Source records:
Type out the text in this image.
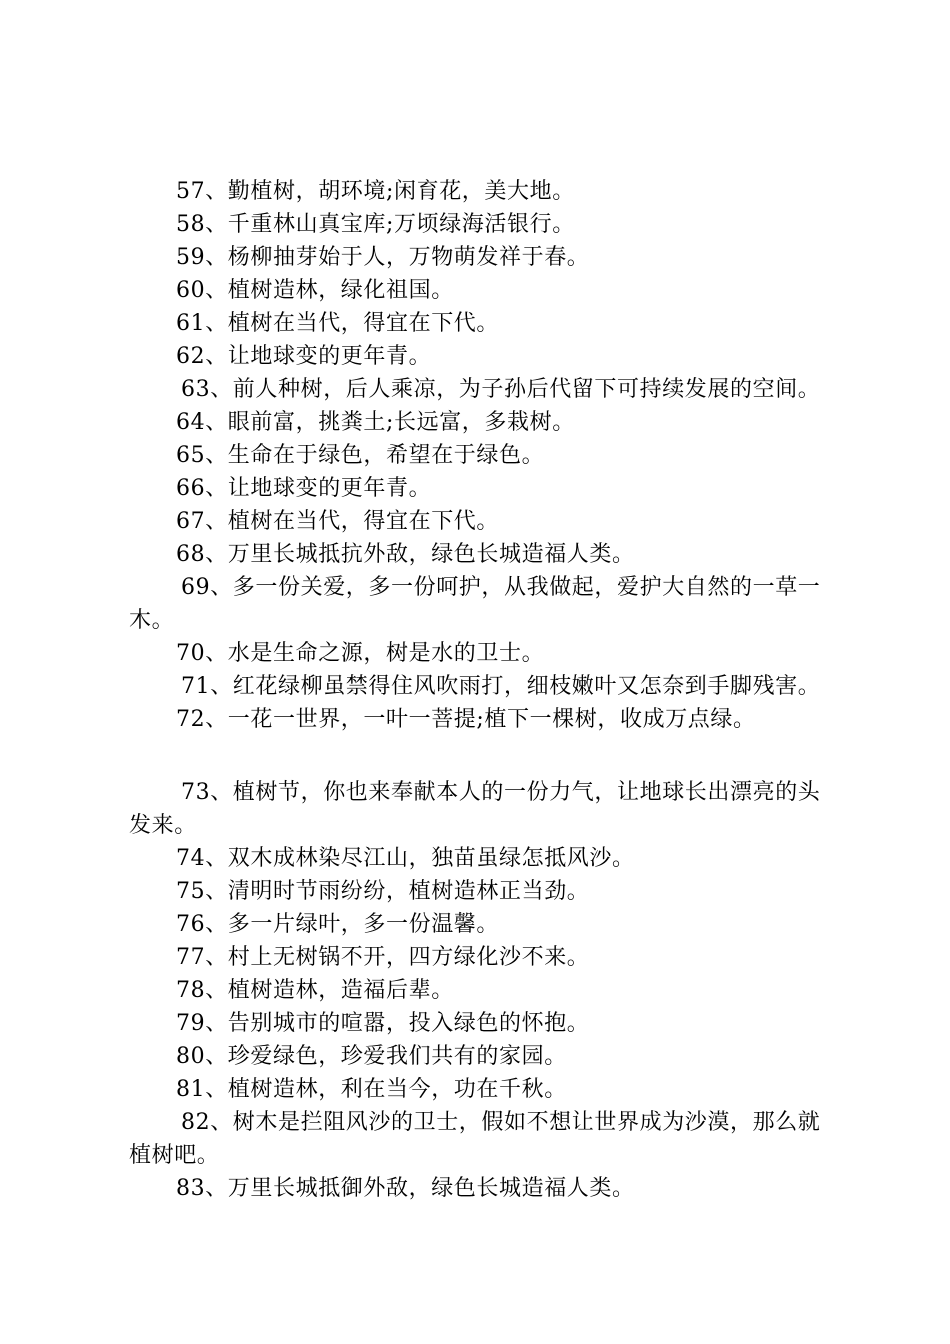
57、勤植树，胡环境;闲育花，美大地。

58、千重林山真宝库;万顷绿海活银行。

59、杨柳抽芽始于人，万物萌发祥于春。

60、植树造林，绿化祖国。

61、植树在当代，得宜在下代。

62、让地球变的更年青。

63、前人种树，后人乘凉，为子孙后代留下可持续发展的空间。

64、眼前富，挑粪土;长远富，多栽树。

65、生命在于绿色，希望在于绿色。

66、让地球变的更年青。

67、植树在当代，得宜在下代。

68、万里长城抵抗外敌，绿色长城造福人类。

69、多一份关爱，多一份呵护，从我做起，爱护大自然的一草一木。

70、水是生命之源，树是水的卫士。

71、红花绿柳虽禁得住风吹雨打，细枝嫩叶又怎奈到手脚残害。

72、一花一世界，一叶一菩提;植下一棵树，收成万点绿。

73、植树节，你也来奉献本人的一份力气，让地球长出漂亮的头发来。

74、双木成林染尽江山，独苗虽绿怎抵风沙。

75、清明时节雨纷纷，植树造林正当劲。

76、多一片绿叶，多一份温馨。

77、村上无树锅不开，四方绿化沙不来。

78、植树造林，造福后辈。

79、告别城市的喧嚣，投入绿色的怀抱。

80、珍爱绿色，珍爱我们共有的家园。

81、植树造林，利在当今，功在千秋。

82、树木是拦阻风沙的卫士，假如不想让世界成为沙漠，那么就植树吧。

83、万里长城抵御外敌，绿色长城造福人类。
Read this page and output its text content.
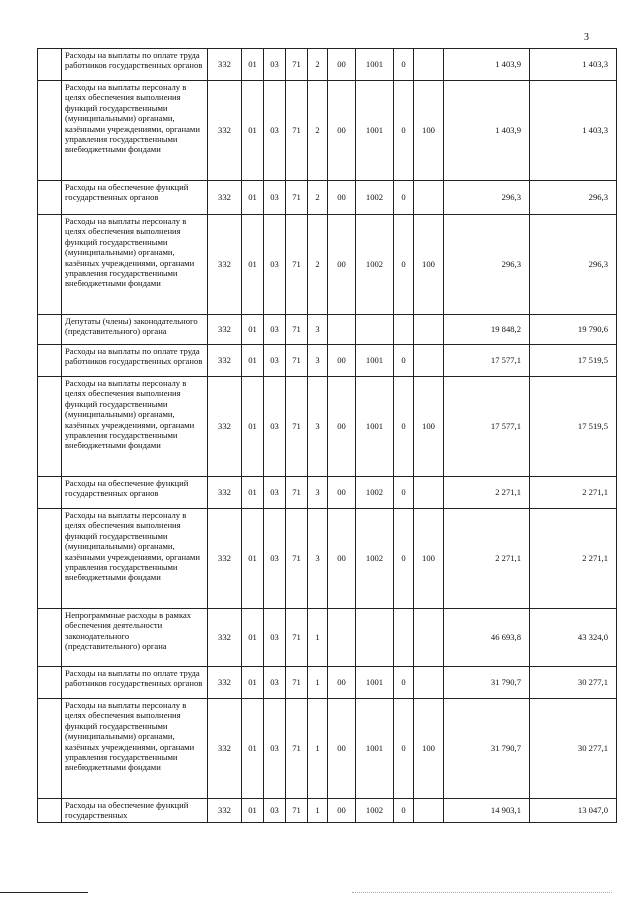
3
	Расходы на выплаты по оплате труда работников государственных органов	332	01	03	71	2	00	1001	0		1 403,9	1 403,3
	Расходы на выплаты персоналу в целях обеспечения выполнения функций государственными (муниципальными) органами, казёнными учреждениями, органами управления государственными внебюджетными фондами	332	01	03	71	2	00	1001	0	100	1 403,9	1 403,3
	Расходы на обеспечение функций государственных органов	332	01	03	71	2	00	1002	0		296,3	296,3
	Расходы на выплаты персоналу в целях обеспечения выполнения функций государственными (муниципальными) органами, казённых учреждениями, органами управления государственными внебюджетными фондами	332	01	03	71	2	00	1002	0	100	296,3	296,3
	Депутаты (члены) законодательного (представительного) органа	332	01	03	71	3					19 848,2	19 790,6
	Расходы на выплаты по оплате труда работников государственных органов	332	01	03	71	3	00	1001	0		17 577,1	17 519,5
	Расходы на выплаты персоналу в целях обеспечения выполнения функций государственными (муниципальными) органами, казённых учреждениями, органами управления государственными внебюджетными фондами	332	01	03	71	3	00	1001	0	100	17 577,1	17 519,5
	Расходы на обеспечение функций государственных органов	332	01	03	71	3	00	1002	0		2 271,1	2 271,1
	Расходы на выплаты персоналу в целях обеспечения выполнения функций государственными (муниципальными) органами, казёнными учреждениями, органами управления государственными внебюджетными фондами	332	01	03	71	3	00	1002	0	100	2 271,1	2 271,1
	Непрограммные расходы в рамках обеспечения деятельности законодательного (представительного) органа	332	01	03	71	1					46 693,8	43 324,0
	Расходы на выплаты по оплате труда работников государственных органов	332	01	03	71	1	00	1001	0		31 790,7	30 277,1
	Расходы на выплаты персоналу в целях обеспечения выполнения функций государственными (муниципальными) органами, казённых учреждениями, органами управления государственными внебюджетными фондами	332	01	03	71	1	00	1001	0	100	31 790,7	30 277,1
	Расходы на обеспечение функций государственных	332	01	03	71	1	00	1002	0		14 903,1	13 047,0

§ Your goal
Pictures in the records above are not copied; print everything else exactly.

§ Final answer
Type out the text in this image.
57、勤植树，胡环境;闲育花，美大地。

58、千重林山真宝库;万顷绿海活银行。

59、杨柳抽芽始于人，万物萌发祥于春。

60、植树造林，绿化祖国。

61、植树在当代，得宜在下代。

62、让地球变的更年青。

63、前人种树，后人乘凉，为子孙后代留下可持续发展的空间。

64、眼前富，挑粪土;长远富，多栽树。

65、生命在于绿色，希望在于绿色。

66、让地球变的更年青。

67、植树在当代，得宜在下代。

68、万里长城抵抗外敌，绿色长城造福人类。

69、多一份关爱，多一份呵护，从我做起，爱护大自然的一草一木。

70、水是生命之源，树是水的卫士。

71、红花绿柳虽禁得住风吹雨打，细枝嫩叶又怎奈到手脚残害。

72、一花一世界，一叶一菩提;植下一棵树，收成万点绿。

73、植树节，你也来奉献本人的一份力气，让地球长出漂亮的头发来。

74、双木成林染尽江山，独苗虽绿怎抵风沙。

75、清明时节雨纷纷，植树造林正当劲。

76、多一片绿叶，多一份温馨。

77、村上无树锅不开，四方绿化沙不来。

78、植树造林，造福后辈。

79、告别城市的喧嚣，投入绿色的怀抱。

80、珍爱绿色，珍爱我们共有的家园。

81、植树造林，利在当今，功在千秋。

82、树木是拦阻风沙的卫士，假如不想让世界成为沙漠，那么就植树吧。

83、万里长城抵御外敌，绿色长城造福人类。
Read this page and output its text content.
3
	Расходы на выплаты по оплате труда работников государственных органов	332	01	03	71	2	00	1001	0		1 403,9	1 403,3
	Расходы на выплаты персоналу в целях обеспечения выполнения функций государственными (муниципальными) органами, казёнными учреждениями, органами управления государственными внебюджетными фондами	332	01	03	71	2	00	1001	0	100	1 403,9	1 403,3
	Расходы на обеспечение функций государственных органов	332	01	03	71	2	00	1002	0		296,3	296,3
	Расходы на выплаты персоналу в целях обеспечения выполнения функций государственными (муниципальными) органами, казённых учреждениями, органами управления государственными внебюджетными фондами	332	01	03	71	2	00	1002	0	100	296,3	296,3
	Депутаты (члены) законодательного (представительного) органа	332	01	03	71	3					19 848,2	19 790,6
	Расходы на выплаты по оплате труда работников государственных органов	332	01	03	71	3	00	1001	0		17 577,1	17 519,5
	Расходы на выплаты персоналу в целях обеспечения выполнения функций государственными (муниципальными) органами, казённых учреждениями, органами управления государственными внебюджетными фондами	332	01	03	71	3	00	1001	0	100	17 577,1	17 519,5
	Расходы на обеспечение функций государственных органов	332	01	03	71	3	00	1002	0		2 271,1	2 271,1
	Расходы на выплаты персоналу в целях обеспечения выполнения функций государственными (муниципальными) органами, казёнными учреждениями, органами управления государственными внебюджетными фондами	332	01	03	71	3	00	1002	0	100	2 271,1	2 271,1
	Непрограммные расходы в рамках обеспечения деятельности законодательного (представительного) органа	332	01	03	71	1					46 693,8	43 324,0
	Расходы на выплаты по оплате труда работников государственных органов	332	01	03	71	1	00	1001	0		31 790,7	30 277,1
	Расходы на выплаты персоналу в целях обеспечения выполнения функций государственными (муниципальными) органами, казённых учреждениями, органами управления государственными внебюджетными фондами	332	01	03	71	1	00	1001	0	100	31 790,7	30 277,1
	Расходы на обеспечение функций государственных	332	01	03	71	1	00	1002	0		14 903,1	13 047,0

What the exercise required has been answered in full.